Job:
In the records below, find the line containing "Convert this document image to plain text."; give it again exactly, along with every line that follows, and nothing else.

Excerpt from a dataset:
□ □ □ □ □ □ □

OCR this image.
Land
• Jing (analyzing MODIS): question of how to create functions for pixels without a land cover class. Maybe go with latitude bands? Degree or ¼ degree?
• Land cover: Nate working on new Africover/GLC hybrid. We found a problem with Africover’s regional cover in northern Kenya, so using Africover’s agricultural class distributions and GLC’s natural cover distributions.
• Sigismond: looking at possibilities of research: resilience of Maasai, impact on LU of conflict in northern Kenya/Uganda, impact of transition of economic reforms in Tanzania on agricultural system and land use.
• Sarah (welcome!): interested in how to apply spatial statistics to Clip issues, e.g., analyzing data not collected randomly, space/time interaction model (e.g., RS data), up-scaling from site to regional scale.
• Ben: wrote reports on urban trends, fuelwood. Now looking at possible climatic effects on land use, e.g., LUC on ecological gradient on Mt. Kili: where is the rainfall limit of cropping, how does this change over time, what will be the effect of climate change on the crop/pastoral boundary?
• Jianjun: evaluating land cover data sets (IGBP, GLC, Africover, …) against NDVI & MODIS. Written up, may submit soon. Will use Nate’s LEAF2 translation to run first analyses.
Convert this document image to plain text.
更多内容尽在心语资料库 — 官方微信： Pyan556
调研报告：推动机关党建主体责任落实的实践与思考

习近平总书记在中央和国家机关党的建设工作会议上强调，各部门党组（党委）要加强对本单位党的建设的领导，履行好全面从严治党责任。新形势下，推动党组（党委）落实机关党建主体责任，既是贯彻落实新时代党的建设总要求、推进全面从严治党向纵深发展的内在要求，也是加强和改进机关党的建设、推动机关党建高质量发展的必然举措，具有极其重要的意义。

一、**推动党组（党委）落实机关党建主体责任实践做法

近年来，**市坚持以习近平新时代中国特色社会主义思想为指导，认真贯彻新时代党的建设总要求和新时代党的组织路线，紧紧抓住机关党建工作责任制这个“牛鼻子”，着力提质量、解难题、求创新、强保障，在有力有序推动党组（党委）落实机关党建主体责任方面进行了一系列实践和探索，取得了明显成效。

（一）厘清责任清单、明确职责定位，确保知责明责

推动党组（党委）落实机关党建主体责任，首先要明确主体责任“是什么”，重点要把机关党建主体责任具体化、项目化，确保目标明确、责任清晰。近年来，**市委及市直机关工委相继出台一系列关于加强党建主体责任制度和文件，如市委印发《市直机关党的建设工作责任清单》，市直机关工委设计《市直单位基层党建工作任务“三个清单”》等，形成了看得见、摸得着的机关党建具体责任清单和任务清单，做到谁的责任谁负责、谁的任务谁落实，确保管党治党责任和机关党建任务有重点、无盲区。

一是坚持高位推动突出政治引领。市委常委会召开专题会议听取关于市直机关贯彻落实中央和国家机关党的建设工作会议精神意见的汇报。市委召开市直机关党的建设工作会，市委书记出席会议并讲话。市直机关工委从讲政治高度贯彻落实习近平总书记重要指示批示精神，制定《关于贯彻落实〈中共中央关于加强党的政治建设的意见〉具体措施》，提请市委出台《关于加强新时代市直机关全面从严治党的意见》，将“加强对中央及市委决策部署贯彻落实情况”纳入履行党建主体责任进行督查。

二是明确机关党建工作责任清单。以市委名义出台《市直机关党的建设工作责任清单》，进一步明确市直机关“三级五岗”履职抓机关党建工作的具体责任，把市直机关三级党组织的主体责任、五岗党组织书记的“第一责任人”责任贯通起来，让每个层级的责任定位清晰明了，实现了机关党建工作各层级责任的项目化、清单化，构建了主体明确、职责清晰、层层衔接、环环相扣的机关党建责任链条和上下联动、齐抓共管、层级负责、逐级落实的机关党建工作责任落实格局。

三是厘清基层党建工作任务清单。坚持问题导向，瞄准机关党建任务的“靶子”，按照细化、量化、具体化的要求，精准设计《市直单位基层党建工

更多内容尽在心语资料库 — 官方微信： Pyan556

□ □ □ □ □ □ □

Answer:
Convert this document image to plain text.
更多内容尽在心语资料库 — 官方微信： Pyan556
调研报告：推动机关党建主体责任落实的实践与思考

习近平总书记在中央和国家机关党的建设工作会议上强调，各部门党组（党委）要加强对本单位党的建设的领导，履行好全面从严治党责任。新形势下，推动党组（党委）落实机关党建主体责任，既是贯彻落实新时代党的建设总要求、推进全面从严治党向纵深发展的内在要求，也是加强和改进机关党的建设、推动机关党建高质量发展的必然举措，具有极其重要的意义。

一、**推动党组（党委）落实机关党建主体责任实践做法

近年来，**市坚持以习近平新时代中国特色社会主义思想为指导，认真贯彻新时代党的建设总要求和新时代党的组织路线，紧紧抓住机关党建工作责任制这个“牛鼻子”，着力提质量、解难题、求创新、强保障，在有力有序推动党组（党委）落实机关党建主体责任方面进行了一系列实践和探索，取得了明显成效。

（一）厘清责任清单、明确职责定位，确保知责明责

推动党组（党委）落实机关党建主体责任，首先要明确主体责任“是什么”，重点要把机关党建主体责任具体化、项目化，确保目标明确、责任清晰。近年来，**市委及市直机关工委相继出台一系列关于加强党建主体责任制度和文件，如市委印发《市直机关党的建设工作责任清单》，市直机关工委设计《市直单位基层党建工作任务“三个清单”》等，形成了看得见、摸得着的机关党建具体责任清单和任务清单，做到谁的责任谁负责、谁的任务谁落实，确保管党治党责任和机关党建任务有重点、无盲区。

一是坚持高位推动突出政治引领。市委常委会召开专题会议听取关于市直机关贯彻落实中央和国家机关党的建设工作会议精神意见的汇报。市委召开市直机关党的建设工作会，市委书记出席会议并讲话。市直机关工委从讲政治高度贯彻落实习近平总书记重要指示批示精神，制定《关于贯彻落实〈中共中央关于加强党的政治建设的意见〉具体措施》，提请市委出台《关于加强新时代市直机关全面从严治党的意见》，将“加强对中央及市委决策部署贯彻落实情况”纳入履行党建主体责任进行督查。

二是明确机关党建工作责任清单。以市委名义出台《市直机关党的建设工作责任清单》，进一步明确市直机关“三级五岗”履职抓机关党建工作的具体责任，把市直机关三级党组织的主体责任、五岗党组织书记的“第一责任人”责任贯通起来，让每个层级的责任定位清晰明了，实现了机关党建工作各层级责任的项目化、清单化，构建了主体明确、职责清晰、层层衔接、环环相扣的机关党建责任链条和上下联动、齐抓共管、层级负责、逐级落实的机关党建工作责任落实格局。

三是厘清基层党建工作任务清单。坚持问题导向，瞄准机关党建任务的“靶子”，按照细化、量化、具体化的要求，精准设计《市直单位基层党建工

更多内容尽在心语资料库 — 官方微信： Pyan556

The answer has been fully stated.